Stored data
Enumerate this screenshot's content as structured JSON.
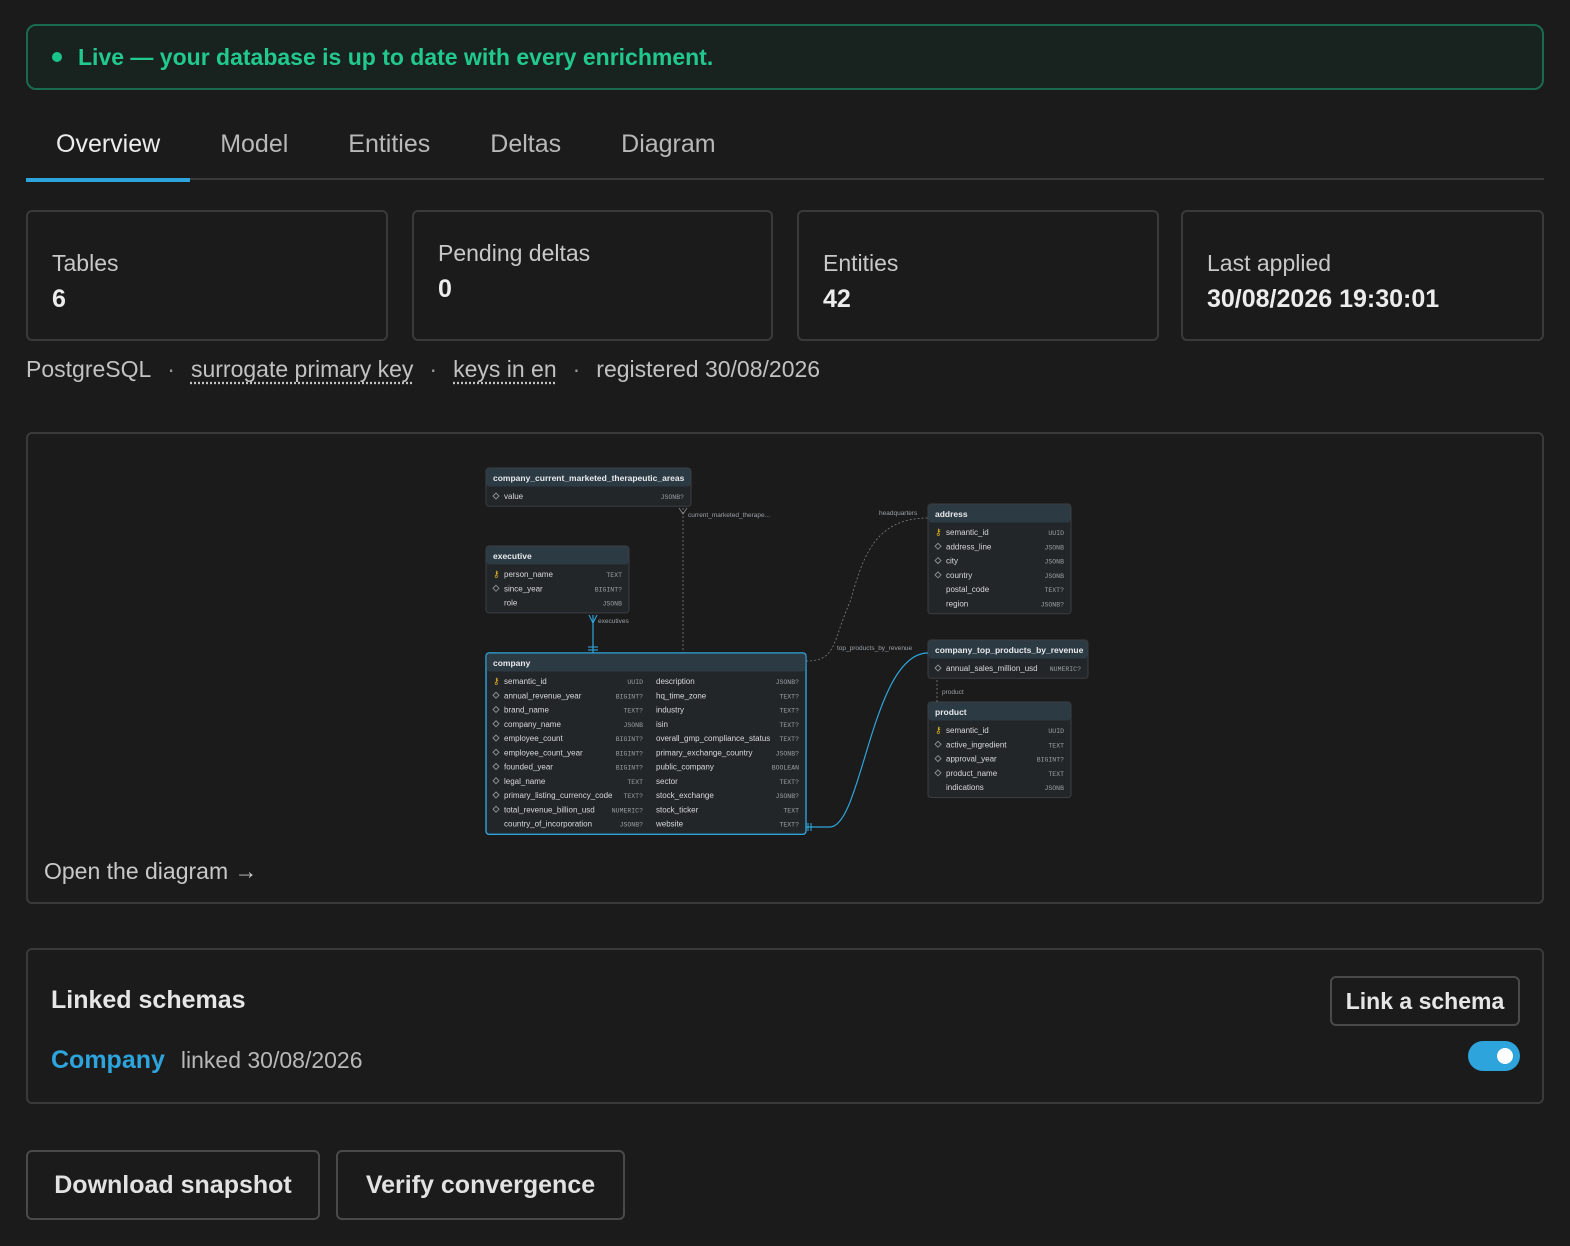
{
  "banner": {
    "text": "Live — your database is up to date with every enrichment."
  },
  "tabs": [
    {
      "label": "Overview",
      "active": true
    },
    {
      "label": "Model"
    },
    {
      "label": "Entities"
    },
    {
      "label": "Deltas"
    },
    {
      "label": "Diagram"
    }
  ],
  "stats": [
    {
      "label": "Tables",
      "value": "6"
    },
    {
      "label": "Pending deltas",
      "value": "0"
    },
    {
      "label": "Entities",
      "value": "42"
    },
    {
      "label": "Last applied",
      "value": "30/08/2026 19:30:01"
    }
  ],
  "meta": {
    "engine": "PostgreSQL",
    "key_strategy": "surrogate primary key",
    "key_language": "keys in en",
    "registered": "registered 30/08/2026",
    "separator": "·"
  },
  "diagram": {
    "open_label": "Open the diagram →",
    "tables": {
      "cta": {
        "name": "company_current_marketed_therapeutic_areas",
        "cols": [
          {
            "n": "value",
            "t": "JSONB?",
            "k": "fk"
          }
        ]
      },
      "executive": {
        "name": "executive",
        "cols": [
          {
            "n": "person_name",
            "t": "TEXT",
            "k": "pk"
          },
          {
            "n": "since_year",
            "t": "BIGINT?",
            "k": "fk"
          },
          {
            "n": "role",
            "t": "JSONB",
            "k": ""
          }
        ]
      },
      "address": {
        "name": "address",
        "cols": [
          {
            "n": "semantic_id",
            "t": "UUID",
            "k": "pk"
          },
          {
            "n": "address_line",
            "t": "JSONB",
            "k": "fk"
          },
          {
            "n": "city",
            "t": "JSONB",
            "k": "fk"
          },
          {
            "n": "country",
            "t": "JSONB",
            "k": "fk"
          },
          {
            "n": "postal_code",
            "t": "TEXT?",
            "k": ""
          },
          {
            "n": "region",
            "t": "JSONB?",
            "k": ""
          }
        ]
      },
      "top": {
        "name": "company_top_products_by_revenue",
        "cols": [
          {
            "n": "annual_sales_million_usd",
            "t": "NUMERIC?",
            "k": "fk"
          }
        ]
      },
      "product": {
        "name": "product",
        "cols": [
          {
            "n": "semantic_id",
            "t": "UUID",
            "k": "pk"
          },
          {
            "n": "active_ingredient",
            "t": "TEXT",
            "k": "fk"
          },
          {
            "n": "approval_year",
            "t": "BIGINT?",
            "k": "fk"
          },
          {
            "n": "product_name",
            "t": "TEXT",
            "k": "fk"
          },
          {
            "n": "indications",
            "t": "JSONB",
            "k": ""
          }
        ]
      },
      "company": {
        "name": "company",
        "left": [
          {
            "n": "semantic_id",
            "t": "UUID",
            "k": "pk"
          },
          {
            "n": "annual_revenue_year",
            "t": "BIGINT?",
            "k": "fk"
          },
          {
            "n": "brand_name",
            "t": "TEXT?",
            "k": "fk"
          },
          {
            "n": "company_name",
            "t": "JSONB",
            "k": "fk"
          },
          {
            "n": "employee_count",
            "t": "BIGINT?",
            "k": "fk"
          },
          {
            "n": "employee_count_year",
            "t": "BIGINT?",
            "k": "fk"
          },
          {
            "n": "founded_year",
            "t": "BIGINT?",
            "k": "fk"
          },
          {
            "n": "legal_name",
            "t": "TEXT",
            "k": "fk"
          },
          {
            "n": "primary_listing_currency_code",
            "t": "TEXT?",
            "k": "fk"
          },
          {
            "n": "total_revenue_billion_usd",
            "t": "NUMERIC?",
            "k": "fk"
          },
          {
            "n": "country_of_incorporation",
            "t": "JSONB?",
            "k": ""
          }
        ],
        "right": [
          {
            "n": "description",
            "t": "JSONB?"
          },
          {
            "n": "hq_time_zone",
            "t": "TEXT?"
          },
          {
            "n": "industry",
            "t": "TEXT?"
          },
          {
            "n": "isin",
            "t": "TEXT?"
          },
          {
            "n": "overall_gmp_compliance_status",
            "t": "TEXT?"
          },
          {
            "n": "primary_exchange_country",
            "t": "JSONB?"
          },
          {
            "n": "public_company",
            "t": "BOOLEAN"
          },
          {
            "n": "sector",
            "t": "TEXT?"
          },
          {
            "n": "stock_exchange",
            "t": "JSONB?"
          },
          {
            "n": "stock_ticker",
            "t": "TEXT"
          },
          {
            "n": "website",
            "t": "TEXT?"
          }
        ]
      }
    },
    "edge_labels": {
      "current": "current_marketed_therape...",
      "headquarters": "headquarters",
      "executives": "executives",
      "top_products": "top_products_by_revenue",
      "product": "product"
    }
  },
  "linked": {
    "title": "Linked schemas",
    "link_button": "Link a schema",
    "items": [
      {
        "name": "Company",
        "date": "linked 30/08/2026",
        "enabled": true
      }
    ]
  },
  "actions": {
    "download": "Download snapshot",
    "verify": "Verify convergence"
  },
  "colors": {
    "accent": "#2ea4dc",
    "live": "#22c98f",
    "pk_icon": "#e0b020"
  }
}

(Task objective):
Write the material out again exactly as it appears, dropping the pictures.

(Expected answer):
Enumerate this screenshot's content as structured JSON.
{
  "banner": {
    "text": "Live — your database is up to date with every enrichment."
  },
  "tabs": [
    {
      "label": "Overview",
      "active": true
    },
    {
      "label": "Model"
    },
    {
      "label": "Entities"
    },
    {
      "label": "Deltas"
    },
    {
      "label": "Diagram"
    }
  ],
  "stats": [
    {
      "label": "Tables",
      "value": "6"
    },
    {
      "label": "Pending deltas",
      "value": "0"
    },
    {
      "label": "Entities",
      "value": "42"
    },
    {
      "label": "Last applied",
      "value": "30/08/2026 19:30:01"
    }
  ],
  "meta": {
    "engine": "PostgreSQL",
    "key_strategy": "surrogate primary key",
    "key_language": "keys in en",
    "registered": "registered 30/08/2026",
    "separator": "·"
  },
  "diagram": {
    "open_label": "Open the diagram →",
    "tables": {
      "cta": {
        "name": "company_current_marketed_therapeutic_areas",
        "cols": [
          {
            "n": "value",
            "t": "JSONB?",
            "k": "fk"
          }
        ]
      },
      "executive": {
        "name": "executive",
        "cols": [
          {
            "n": "person_name",
            "t": "TEXT",
            "k": "pk"
          },
          {
            "n": "since_year",
            "t": "BIGINT?",
            "k": "fk"
          },
          {
            "n": "role",
            "t": "JSONB",
            "k": ""
          }
        ]
      },
      "address": {
        "name": "address",
        "cols": [
          {
            "n": "semantic_id",
            "t": "UUID",
            "k": "pk"
          },
          {
            "n": "address_line",
            "t": "JSONB",
            "k": "fk"
          },
          {
            "n": "city",
            "t": "JSONB",
            "k": "fk"
          },
          {
            "n": "country",
            "t": "JSONB",
            "k": "fk"
          },
          {
            "n": "postal_code",
            "t": "TEXT?",
            "k": ""
          },
          {
            "n": "region",
            "t": "JSONB?",
            "k": ""
          }
        ]
      },
      "top": {
        "name": "company_top_products_by_revenue",
        "cols": [
          {
            "n": "annual_sales_million_usd",
            "t": "NUMERIC?",
            "k": "fk"
          }
        ]
      },
      "product": {
        "name": "product",
        "cols": [
          {
            "n": "semantic_id",
            "t": "UUID",
            "k": "pk"
          },
          {
            "n": "active_ingredient",
            "t": "TEXT",
            "k": "fk"
          },
          {
            "n": "approval_year",
            "t": "BIGINT?",
            "k": "fk"
          },
          {
            "n": "product_name",
            "t": "TEXT",
            "k": "fk"
          },
          {
            "n": "indications",
            "t": "JSONB",
            "k": ""
          }
        ]
      },
      "company": {
        "name": "company",
        "left": [
          {
            "n": "semantic_id",
            "t": "UUID",
            "k": "pk"
          },
          {
            "n": "annual_revenue_year",
            "t": "BIGINT?",
            "k": "fk"
          },
          {
            "n": "brand_name",
            "t": "TEXT?",
            "k": "fk"
          },
          {
            "n": "company_name",
            "t": "JSONB",
            "k": "fk"
          },
          {
            "n": "employee_count",
            "t": "BIGINT?",
            "k": "fk"
          },
          {
            "n": "employee_count_year",
            "t": "BIGINT?",
            "k": "fk"
          },
          {
            "n": "founded_year",
            "t": "BIGINT?",
            "k": "fk"
          },
          {
            "n": "legal_name",
            "t": "TEXT",
            "k": "fk"
          },
          {
            "n": "primary_listing_currency_code",
            "t": "TEXT?",
            "k": "fk"
          },
          {
            "n": "total_revenue_billion_usd",
            "t": "NUMERIC?",
            "k": "fk"
          },
          {
            "n": "country_of_incorporation",
            "t": "JSONB?",
            "k": ""
          }
        ],
        "right": [
          {
            "n": "description",
            "t": "JSONB?"
          },
          {
            "n": "hq_time_zone",
            "t": "TEXT?"
          },
          {
            "n": "industry",
            "t": "TEXT?"
          },
          {
            "n": "isin",
            "t": "TEXT?"
          },
          {
            "n": "overall_gmp_compliance_status",
            "t": "TEXT?"
          },
          {
            "n": "primary_exchange_country",
            "t": "JSONB?"
          },
          {
            "n": "public_company",
            "t": "BOOLEAN"
          },
          {
            "n": "sector",
            "t": "TEXT?"
          },
          {
            "n": "stock_exchange",
            "t": "JSONB?"
          },
          {
            "n": "stock_ticker",
            "t": "TEXT"
          },
          {
            "n": "website",
            "t": "TEXT?"
          }
        ]
      }
    },
    "edge_labels": {
      "current": "current_marketed_therape...",
      "headquarters": "headquarters",
      "executives": "executives",
      "top_products": "top_products_by_revenue",
      "product": "product"
    }
  },
  "linked": {
    "title": "Linked schemas",
    "link_button": "Link a schema",
    "items": [
      {
        "name": "Company",
        "date": "linked 30/08/2026",
        "enabled": true
      }
    ]
  },
  "actions": {
    "download": "Download snapshot",
    "verify": "Verify convergence"
  },
  "colors": {
    "accent": "#2ea4dc",
    "live": "#22c98f",
    "pk_icon": "#e0b020"
  }
}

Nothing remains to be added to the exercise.